_What to do_
Give back the full material, exactly as it reads.

_Task input_
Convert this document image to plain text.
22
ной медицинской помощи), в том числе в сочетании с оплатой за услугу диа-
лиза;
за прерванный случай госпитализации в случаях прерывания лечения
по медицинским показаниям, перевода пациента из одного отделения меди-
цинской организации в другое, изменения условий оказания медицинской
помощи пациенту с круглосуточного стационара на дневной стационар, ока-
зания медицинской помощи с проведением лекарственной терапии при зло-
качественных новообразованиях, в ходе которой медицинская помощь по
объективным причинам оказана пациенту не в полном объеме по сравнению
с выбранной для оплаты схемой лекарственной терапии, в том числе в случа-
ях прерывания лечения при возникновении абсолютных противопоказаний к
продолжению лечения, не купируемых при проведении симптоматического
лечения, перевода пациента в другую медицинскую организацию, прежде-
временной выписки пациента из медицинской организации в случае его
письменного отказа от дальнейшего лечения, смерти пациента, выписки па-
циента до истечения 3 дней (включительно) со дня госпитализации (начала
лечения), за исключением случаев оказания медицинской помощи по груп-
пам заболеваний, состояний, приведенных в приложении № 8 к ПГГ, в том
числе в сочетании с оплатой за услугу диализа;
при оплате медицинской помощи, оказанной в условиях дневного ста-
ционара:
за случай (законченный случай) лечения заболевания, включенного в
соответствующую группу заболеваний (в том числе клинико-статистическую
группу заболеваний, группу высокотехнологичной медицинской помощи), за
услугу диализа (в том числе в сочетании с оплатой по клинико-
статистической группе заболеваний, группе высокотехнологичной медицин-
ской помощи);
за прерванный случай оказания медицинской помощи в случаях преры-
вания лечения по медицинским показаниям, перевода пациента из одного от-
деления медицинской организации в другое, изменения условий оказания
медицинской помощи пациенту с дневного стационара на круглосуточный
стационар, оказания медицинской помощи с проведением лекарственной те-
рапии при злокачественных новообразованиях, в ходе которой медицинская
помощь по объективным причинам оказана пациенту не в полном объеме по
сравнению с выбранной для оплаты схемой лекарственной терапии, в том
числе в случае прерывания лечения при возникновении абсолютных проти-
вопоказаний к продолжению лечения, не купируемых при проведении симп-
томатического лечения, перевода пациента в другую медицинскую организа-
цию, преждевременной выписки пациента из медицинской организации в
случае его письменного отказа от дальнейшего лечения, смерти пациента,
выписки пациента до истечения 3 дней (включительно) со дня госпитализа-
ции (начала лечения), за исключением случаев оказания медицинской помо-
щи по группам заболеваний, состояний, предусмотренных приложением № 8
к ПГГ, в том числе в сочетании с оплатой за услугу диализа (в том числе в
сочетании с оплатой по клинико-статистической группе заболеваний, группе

_Output of the exercise_
Convert this document image to plain text.
22
ной медицинской помощи), в том числе в сочетании с оплатой за услугу диа-
лиза;
за прерванный случай госпитализации в случаях прерывания лечения
по медицинским показаниям, перевода пациента из одного отделения меди-
цинской организации в другое, изменения условий оказания медицинской
помощи пациенту с круглосуточного стационара на дневной стационар, ока-
зания медицинской помощи с проведением лекарственной терапии при зло-
качественных новообразованиях, в ходе которой медицинская помощь по
объективным причинам оказана пациенту не в полном объеме по сравнению
с выбранной для оплаты схемой лекарственной терапии, в том числе в случа-
ях прерывания лечения при возникновении абсолютных противопоказаний к
продолжению лечения, не купируемых при проведении симптоматического
лечения, перевода пациента в другую медицинскую организацию, прежде-
временной выписки пациента из медицинской организации в случае его
письменного отказа от дальнейшего лечения, смерти пациента, выписки па-
циента до истечения 3 дней (включительно) со дня госпитализации (начала
лечения), за исключением случаев оказания медицинской помощи по груп-
пам заболеваний, состояний, приведенных в приложении № 8 к ПГГ, в том
числе в сочетании с оплатой за услугу диализа;
при оплате медицинской помощи, оказанной в условиях дневного ста-
ционара:
за случай (законченный случай) лечения заболевания, включенного в
соответствующую группу заболеваний (в том числе клинико-статистическую
группу заболеваний, группу высокотехнологичной медицинской помощи), за
услугу диализа (в том числе в сочетании с оплатой по клинико-
статистической группе заболеваний, группе высокотехнологичной медицин-
ской помощи);
за прерванный случай оказания медицинской помощи в случаях преры-
вания лечения по медицинским показаниям, перевода пациента из одного от-
деления медицинской организации в другое, изменения условий оказания
медицинской помощи пациенту с дневного стационара на круглосуточный
стационар, оказания медицинской помощи с проведением лекарственной те-
рапии при злокачественных новообразованиях, в ходе которой медицинская
помощь по объективным причинам оказана пациенту не в полном объеме по
сравнению с выбранной для оплаты схемой лекарственной терапии, в том
числе в случае прерывания лечения при возникновении абсолютных проти-
вопоказаний к продолжению лечения, не купируемых при проведении симп-
томатического лечения, перевода пациента в другую медицинскую организа-
цию, преждевременной выписки пациента из медицинской организации в
случае его письменного отказа от дальнейшего лечения, смерти пациента,
выписки пациента до истечения 3 дней (включительно) со дня госпитализа-
ции (начала лечения), за исключением случаев оказания медицинской помо-
щи по группам заболеваний, состояний, предусмотренных приложением № 8
к ПГГ, в том числе в сочетании с оплатой за услугу диализа (в том числе в
сочетании с оплатой по клинико-статистической группе заболеваний, группе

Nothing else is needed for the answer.